+++ LISTING

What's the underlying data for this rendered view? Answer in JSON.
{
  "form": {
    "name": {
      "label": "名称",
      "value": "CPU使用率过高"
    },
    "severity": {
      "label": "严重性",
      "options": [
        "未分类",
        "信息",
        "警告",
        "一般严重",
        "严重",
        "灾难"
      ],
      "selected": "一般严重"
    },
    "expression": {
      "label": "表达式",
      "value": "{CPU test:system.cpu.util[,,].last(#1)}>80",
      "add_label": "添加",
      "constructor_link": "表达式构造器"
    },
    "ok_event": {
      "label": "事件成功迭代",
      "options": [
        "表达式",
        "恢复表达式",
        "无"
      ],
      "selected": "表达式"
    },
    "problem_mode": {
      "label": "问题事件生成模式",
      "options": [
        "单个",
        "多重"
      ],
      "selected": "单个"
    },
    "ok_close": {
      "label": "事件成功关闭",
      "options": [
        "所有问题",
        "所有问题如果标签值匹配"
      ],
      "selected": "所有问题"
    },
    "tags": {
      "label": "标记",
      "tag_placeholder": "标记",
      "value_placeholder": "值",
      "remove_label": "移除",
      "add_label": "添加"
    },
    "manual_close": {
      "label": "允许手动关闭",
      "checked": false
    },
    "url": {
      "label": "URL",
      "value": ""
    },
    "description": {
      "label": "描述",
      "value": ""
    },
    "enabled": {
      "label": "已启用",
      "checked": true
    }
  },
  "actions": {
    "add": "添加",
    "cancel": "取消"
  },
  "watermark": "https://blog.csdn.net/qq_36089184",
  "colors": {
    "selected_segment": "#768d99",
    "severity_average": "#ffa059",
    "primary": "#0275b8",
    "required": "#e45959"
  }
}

++++++

WHAT YOU HAVE TO DO – From the listing above, extract all records word for word.

COMPLETE ANSWER –
What's the underlying data for this rendered view? Answer in JSON.
{
  "form": {
    "name": {
      "label": "名称",
      "value": "CPU使用率过高"
    },
    "severity": {
      "label": "严重性",
      "options": [
        "未分类",
        "信息",
        "警告",
        "一般严重",
        "严重",
        "灾难"
      ],
      "selected": "一般严重"
    },
    "expression": {
      "label": "表达式",
      "value": "{CPU test:system.cpu.util[,,].last(#1)}>80",
      "add_label": "添加",
      "constructor_link": "表达式构造器"
    },
    "ok_event": {
      "label": "事件成功迭代",
      "options": [
        "表达式",
        "恢复表达式",
        "无"
      ],
      "selected": "表达式"
    },
    "problem_mode": {
      "label": "问题事件生成模式",
      "options": [
        "单个",
        "多重"
      ],
      "selected": "单个"
    },
    "ok_close": {
      "label": "事件成功关闭",
      "options": [
        "所有问题",
        "所有问题如果标签值匹配"
      ],
      "selected": "所有问题"
    },
    "tags": {
      "label": "标记",
      "tag_placeholder": "标记",
      "value_placeholder": "值",
      "remove_label": "移除",
      "add_label": "添加"
    },
    "manual_close": {
      "label": "允许手动关闭",
      "checked": false
    },
    "url": {
      "label": "URL",
      "value": ""
    },
    "description": {
      "label": "描述",
      "value": ""
    },
    "enabled": {
      "label": "已启用",
      "checked": true
    }
  },
  "actions": {
    "add": "添加",
    "cancel": "取消"
  },
  "watermark": "https://blog.csdn.net/qq_36089184",
  "colors": {
    "selected_segment": "#768d99",
    "severity_average": "#ffa059",
    "primary": "#0275b8",
    "required": "#e45959"
  }
}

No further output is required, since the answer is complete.